§ TASK GOAL:
Return the entries below in full. Keep every word as it is.

§ LISTED RECORDS:
::::::::::

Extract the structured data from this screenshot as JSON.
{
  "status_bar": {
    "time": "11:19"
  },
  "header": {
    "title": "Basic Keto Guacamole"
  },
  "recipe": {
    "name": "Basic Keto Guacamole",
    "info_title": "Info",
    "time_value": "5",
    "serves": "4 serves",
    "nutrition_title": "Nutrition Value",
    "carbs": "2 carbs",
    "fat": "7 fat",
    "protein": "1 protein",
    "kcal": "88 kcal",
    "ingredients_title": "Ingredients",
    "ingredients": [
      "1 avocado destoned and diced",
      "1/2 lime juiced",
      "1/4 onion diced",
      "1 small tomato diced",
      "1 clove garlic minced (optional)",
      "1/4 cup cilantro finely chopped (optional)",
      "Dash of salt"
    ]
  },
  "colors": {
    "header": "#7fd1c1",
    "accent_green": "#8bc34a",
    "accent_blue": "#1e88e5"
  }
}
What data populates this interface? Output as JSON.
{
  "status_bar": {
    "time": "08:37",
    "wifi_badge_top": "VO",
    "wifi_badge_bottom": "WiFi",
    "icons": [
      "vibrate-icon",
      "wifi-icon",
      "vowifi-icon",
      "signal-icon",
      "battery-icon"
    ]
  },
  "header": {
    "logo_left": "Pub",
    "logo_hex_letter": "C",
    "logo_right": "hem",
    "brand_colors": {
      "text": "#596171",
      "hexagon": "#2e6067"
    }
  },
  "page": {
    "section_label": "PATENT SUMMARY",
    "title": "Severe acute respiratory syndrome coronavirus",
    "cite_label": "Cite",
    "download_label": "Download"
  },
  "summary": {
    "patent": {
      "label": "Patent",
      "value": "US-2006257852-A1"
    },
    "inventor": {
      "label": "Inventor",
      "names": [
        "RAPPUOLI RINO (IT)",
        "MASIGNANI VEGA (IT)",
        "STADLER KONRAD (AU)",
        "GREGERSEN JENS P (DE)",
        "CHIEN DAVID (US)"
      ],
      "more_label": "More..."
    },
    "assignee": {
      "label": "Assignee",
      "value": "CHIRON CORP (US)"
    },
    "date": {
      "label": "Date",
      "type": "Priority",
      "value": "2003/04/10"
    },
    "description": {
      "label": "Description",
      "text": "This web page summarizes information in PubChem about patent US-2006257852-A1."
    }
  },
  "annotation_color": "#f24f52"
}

::::::::::

§ RESULT FOR THIS TASK:
Extract the structured data from this screenshot as JSON.
{
  "status_bar": {
    "time": "11:19"
  },
  "header": {
    "title": "Basic Keto Guacamole"
  },
  "recipe": {
    "name": "Basic Keto Guacamole",
    "info_title": "Info",
    "time_value": "5",
    "serves": "4 serves",
    "nutrition_title": "Nutrition Value",
    "carbs": "2 carbs",
    "fat": "7 fat",
    "protein": "1 protein",
    "kcal": "88 kcal",
    "ingredients_title": "Ingredients",
    "ingredients": [
      "1 avocado destoned and diced",
      "1/2 lime juiced",
      "1/4 onion diced",
      "1 small tomato diced",
      "1 clove garlic minced (optional)",
      "1/4 cup cilantro finely chopped (optional)",
      "Dash of salt"
    ]
  },
  "colors": {
    "header": "#7fd1c1",
    "accent_green": "#8bc34a",
    "accent_blue": "#1e88e5"
  }
}
What data populates this interface? Output as JSON.
{
  "status_bar": {
    "time": "08:37",
    "wifi_badge_top": "VO",
    "wifi_badge_bottom": "WiFi",
    "icons": [
      "vibrate-icon",
      "wifi-icon",
      "vowifi-icon",
      "signal-icon",
      "battery-icon"
    ]
  },
  "header": {
    "logo_left": "Pub",
    "logo_hex_letter": "C",
    "logo_right": "hem",
    "brand_colors": {
      "text": "#596171",
      "hexagon": "#2e6067"
    }
  },
  "page": {
    "section_label": "PATENT SUMMARY",
    "title": "Severe acute respiratory syndrome coronavirus",
    "cite_label": "Cite",
    "download_label": "Download"
  },
  "summary": {
    "patent": {
      "label": "Patent",
      "value": "US-2006257852-A1"
    },
    "inventor": {
      "label": "Inventor",
      "names": [
        "RAPPUOLI RINO (IT)",
        "MASIGNANI VEGA (IT)",
        "STADLER KONRAD (AU)",
        "GREGERSEN JENS P (DE)",
        "CHIEN DAVID (US)"
      ],
      "more_label": "More..."
    },
    "assignee": {
      "label": "Assignee",
      "value": "CHIRON CORP (US)"
    },
    "date": {
      "label": "Date",
      "type": "Priority",
      "value": "2003/04/10"
    },
    "description": {
      "label": "Description",
      "text": "This web page summarizes information in PubChem about patent US-2006257852-A1."
    }
  },
  "annotation_color": "#f24f52"
}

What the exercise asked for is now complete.